Every line from the one that holds "Parse this screenshot: output" through the final line should be returned exactly. Omit the pictures.

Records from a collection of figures
· · ·

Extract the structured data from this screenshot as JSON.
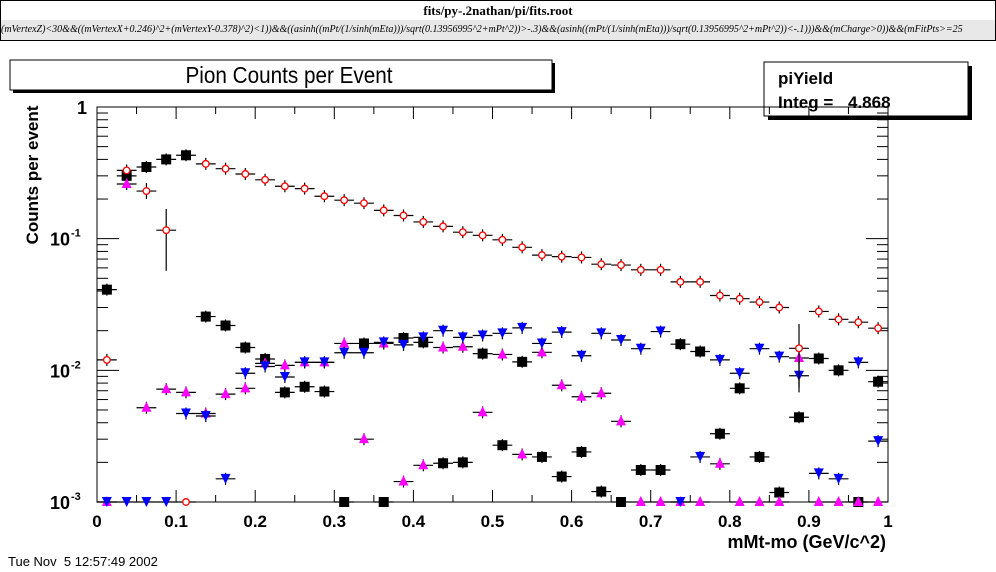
{
  "window": {
    "title": "fits/py-.2nathan/pi/fits.root",
    "cut_expression": "(mVertexZ)<30&&((mVertexX+0.246)^2+(mVertexY-0.378)^2)<1))&&((asinh((mPt/(1/sinh(mEta)))/sqrt(0.13956995^2+mPt^2))>-.3)&&(asinh((mPt/(1/sinh(mEta)))/sqrt(0.13956995^2+mPt^2))<-.1)))&&(mCharge>0))&&(mFitPts>=25"
  },
  "stats_box": {
    "name": "piYield",
    "integ_label": "Integ = ",
    "integ_value": "4.868"
  },
  "timestamp": "Tue Nov  5 12:57:49 2002",
  "chart_data": {
    "type": "scatter",
    "title": "Pion Counts per Event",
    "xlabel": "mMt-mo (GeV/c^2)",
    "ylabel": "Counts per event",
    "xlim": [
      0,
      1
    ],
    "ylim": [
      0.001,
      1
    ],
    "yscale": "log",
    "grid": false,
    "x_ticks": [
      "0",
      "0.1",
      "0.2",
      "0.3",
      "0.4",
      "0.5",
      "0.6",
      "0.7",
      "0.8",
      "0.9",
      "1"
    ],
    "y_ticks": [
      {
        "value": 1,
        "label": "1",
        "exp": ""
      },
      {
        "value": 0.1,
        "label": "10",
        "exp": "-1"
      },
      {
        "value": 0.01,
        "label": "10",
        "exp": "-2"
      },
      {
        "value": 0.001,
        "label": "10",
        "exp": "-3"
      }
    ],
    "bin_width": 0.025,
    "x": [
      0.0125,
      0.0375,
      0.0625,
      0.0875,
      0.1125,
      0.1375,
      0.1625,
      0.1875,
      0.2125,
      0.2375,
      0.2625,
      0.2875,
      0.3125,
      0.3375,
      0.3625,
      0.3875,
      0.4125,
      0.4375,
      0.4625,
      0.4875,
      0.5125,
      0.5375,
      0.5625,
      0.5875,
      0.6125,
      0.6375,
      0.6625,
      0.6875,
      0.7125,
      0.7375,
      0.7625,
      0.7875,
      0.8125,
      0.8375,
      0.8625,
      0.8875,
      0.9125,
      0.9375,
      0.9625,
      0.9875
    ],
    "series": [
      {
        "name": "black-squares",
        "marker": "square",
        "color": "#000000",
        "values": [
          0.041,
          0.3,
          0.35,
          0.4,
          0.43,
          0.0256,
          0.0219,
          0.0149,
          0.0122,
          0.0068,
          0.0075,
          0.0069,
          0.001,
          0.016,
          0.001,
          0.0176,
          0.0163,
          0.00197,
          0.002,
          0.0134,
          0.0027,
          0.0116,
          0.0022,
          0.00156,
          0.0024,
          0.0012,
          0.001,
          0.00175,
          0.00175,
          0.0158,
          0.0139,
          0.0033,
          0.0073,
          0.0022,
          0.00118,
          0.0044,
          0.0123,
          0.01,
          0.001,
          0.0082
        ]
      },
      {
        "name": "magenta-triangles-up",
        "marker": "triangle-up",
        "color": "#ff00ff",
        "values": [
          0.001,
          0.26,
          0.0052,
          0.0072,
          0.0068,
          0.0047,
          0.0066,
          0.0073,
          0.0113,
          0.0109,
          0.0115,
          0.0115,
          0.016,
          0.003,
          0.016,
          0.00143,
          0.0019,
          0.0149,
          0.0151,
          0.0048,
          0.0132,
          0.0023,
          0.0137,
          0.0077,
          0.0063,
          0.0067,
          0.0041,
          0.001,
          0.001,
          0.001,
          0.001,
          0.00195,
          0.001,
          0.001,
          0.001,
          0.0124,
          0.001,
          0.001,
          0.001,
          0.001
        ]
      },
      {
        "name": "blue-triangles-down",
        "marker": "triangle-down",
        "color": "#0000ff",
        "values": [
          0.001,
          0.001,
          0.001,
          0.001,
          0.0047,
          0.0045,
          0.0015,
          0.0095,
          0.0107,
          0.0089,
          0.0115,
          0.0115,
          0.0136,
          0.0136,
          0.0163,
          0.0156,
          0.0178,
          0.02,
          0.0178,
          0.0184,
          0.0191,
          0.021,
          0.016,
          0.0195,
          0.0129,
          0.0191,
          0.017,
          0.0146,
          0.0197,
          0.001,
          0.0022,
          0.012,
          0.0095,
          0.0146,
          0.0127,
          0.0091,
          0.00165,
          0.0015,
          0.0115,
          0.0029
        ]
      },
      {
        "name": "red-open-circles",
        "marker": "open-circle",
        "color": "#ff0000",
        "values": [
          0.012,
          0.33,
          0.23,
          0.116,
          0.001,
          0.37,
          0.34,
          0.31,
          0.28,
          0.25,
          0.24,
          0.21,
          0.196,
          0.186,
          0.164,
          0.15,
          0.134,
          0.124,
          0.112,
          0.106,
          0.098,
          0.086,
          0.075,
          0.073,
          0.072,
          0.064,
          0.063,
          0.058,
          0.058,
          0.047,
          0.047,
          0.037,
          0.035,
          0.033,
          0.03,
          0.0147,
          0.028,
          0.0244,
          0.0232,
          0.0209
        ]
      }
    ],
    "large_errors": [
      {
        "series": "red-open-circles",
        "x": 0.0875,
        "low": 0.057,
        "high": 0.168
      },
      {
        "series": "red-open-circles",
        "x": 0.0625,
        "low": 0.2,
        "high": 0.265
      },
      {
        "series": "red-open-circles",
        "x": 0.8875,
        "low": 0.0074,
        "high": 0.0225
      },
      {
        "series": "blue-triangles-down",
        "x": 0.8875,
        "low": 0.0068,
        "high": 0.012
      }
    ]
  }
}
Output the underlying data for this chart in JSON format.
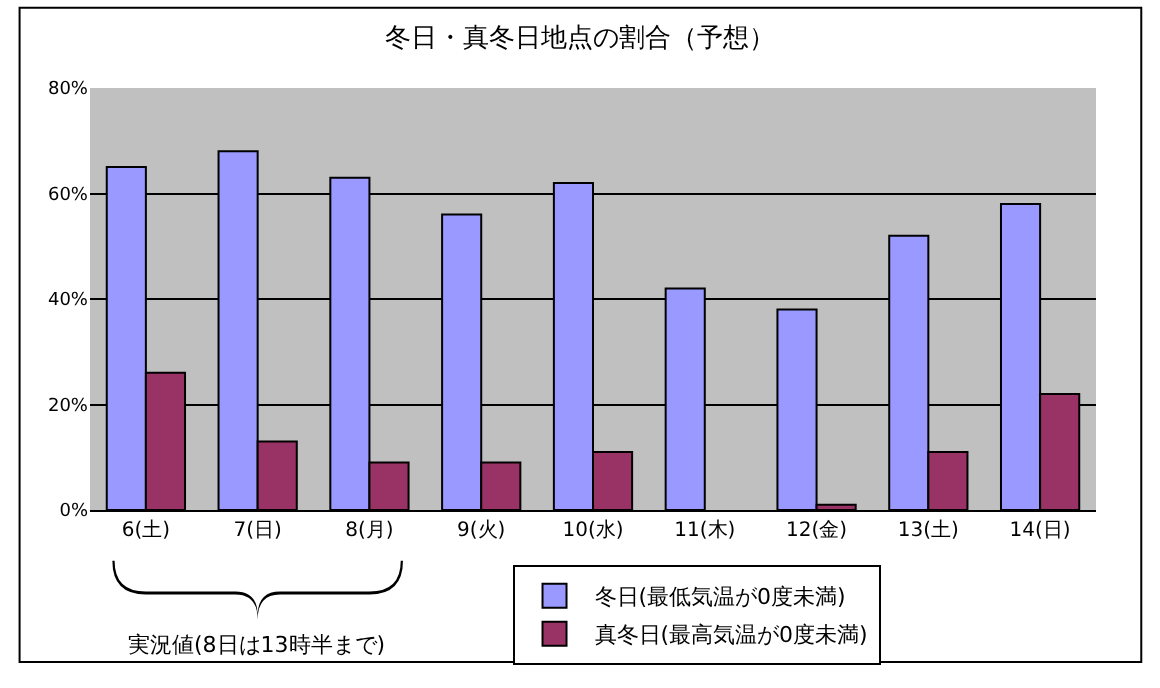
{
  "chart_data": {
    "type": "bar",
    "title": "冬日・真冬日地点の割合（予想）",
    "categories": [
      "6(土)",
      "7(日)",
      "8(月)",
      "9(火)",
      "10(水)",
      "11(木)",
      "12(金)",
      "13(土)",
      "14(日)"
    ],
    "series": [
      {
        "name": "冬日(最低気温が0度未満)",
        "color": "#9999ff",
        "values": [
          65,
          68,
          63,
          56,
          62,
          42,
          38,
          52,
          58
        ]
      },
      {
        "name": "真冬日(最高気温が0度未満)",
        "color": "#993366",
        "values": [
          26,
          13,
          9,
          9,
          11,
          0,
          1,
          11,
          22
        ]
      }
    ],
    "ylim": [
      0,
      80
    ],
    "yticks": [
      {
        "value": 0,
        "label": "0%"
      },
      {
        "value": 20,
        "label": "20%"
      },
      {
        "value": 40,
        "label": "40%"
      },
      {
        "value": 60,
        "label": "60%"
      },
      {
        "value": 80,
        "label": "80%"
      }
    ],
    "grid": "y",
    "legend": "bottom",
    "annotations": [
      "実況値(8日は13時半まで)"
    ]
  }
}
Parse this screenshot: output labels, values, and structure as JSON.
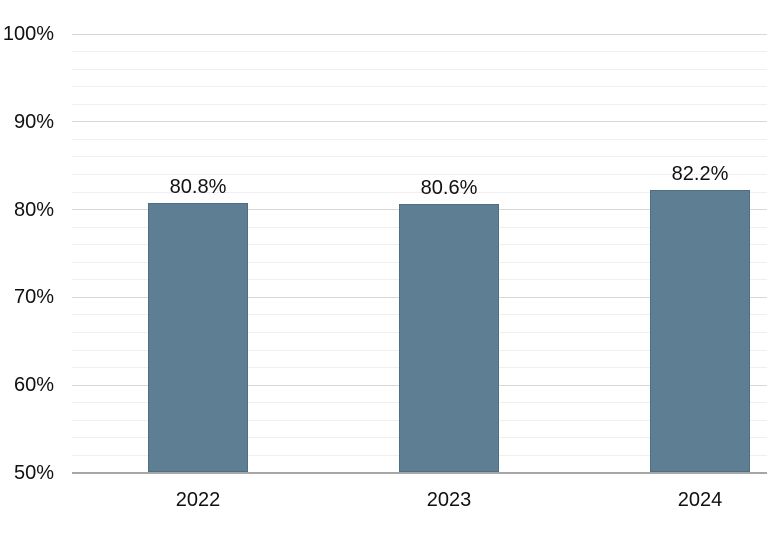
{
  "chart_data": {
    "type": "bar",
    "title": "",
    "categories": [
      "2022",
      "2023",
      "2024"
    ],
    "values": [
      80.8,
      80.6,
      82.2
    ],
    "value_labels": [
      "80.8%",
      "80.6%",
      "82.2%"
    ],
    "ylim": [
      50,
      100
    ],
    "y_major_tick_values": [
      50,
      60,
      70,
      80,
      90,
      100
    ],
    "y_major_tick_labels": [
      "50%",
      "60%",
      "70%",
      "80%",
      "90%",
      "100%"
    ],
    "y_minor_step": 2,
    "grid": "horizontal",
    "legend": "none",
    "colors": {
      "bar_fill": "#5d7e93",
      "bar_border": "#4d6e83",
      "gridline_minor": "#efefef",
      "gridline_major": "#d8d8d8",
      "axis_line": "#a6a6a6",
      "label_text": "#111111"
    }
  }
}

· · ·

TASK OUTPUT ▸
Parse this screenshot: output labels, values, and structure as JSON.
{
  "chart_data": {
    "type": "bar",
    "title": "",
    "categories": [
      "2022",
      "2023",
      "2024"
    ],
    "values": [
      80.8,
      80.6,
      82.2
    ],
    "value_labels": [
      "80.8%",
      "80.6%",
      "82.2%"
    ],
    "ylim": [
      50,
      100
    ],
    "y_major_tick_values": [
      50,
      60,
      70,
      80,
      90,
      100
    ],
    "y_major_tick_labels": [
      "50%",
      "60%",
      "70%",
      "80%",
      "90%",
      "100%"
    ],
    "y_minor_step": 2,
    "grid": "horizontal",
    "legend": "none",
    "colors": {
      "bar_fill": "#5d7e93",
      "bar_border": "#4d6e83",
      "gridline_minor": "#efefef",
      "gridline_major": "#d8d8d8",
      "axis_line": "#a6a6a6",
      "label_text": "#111111"
    }
  }
}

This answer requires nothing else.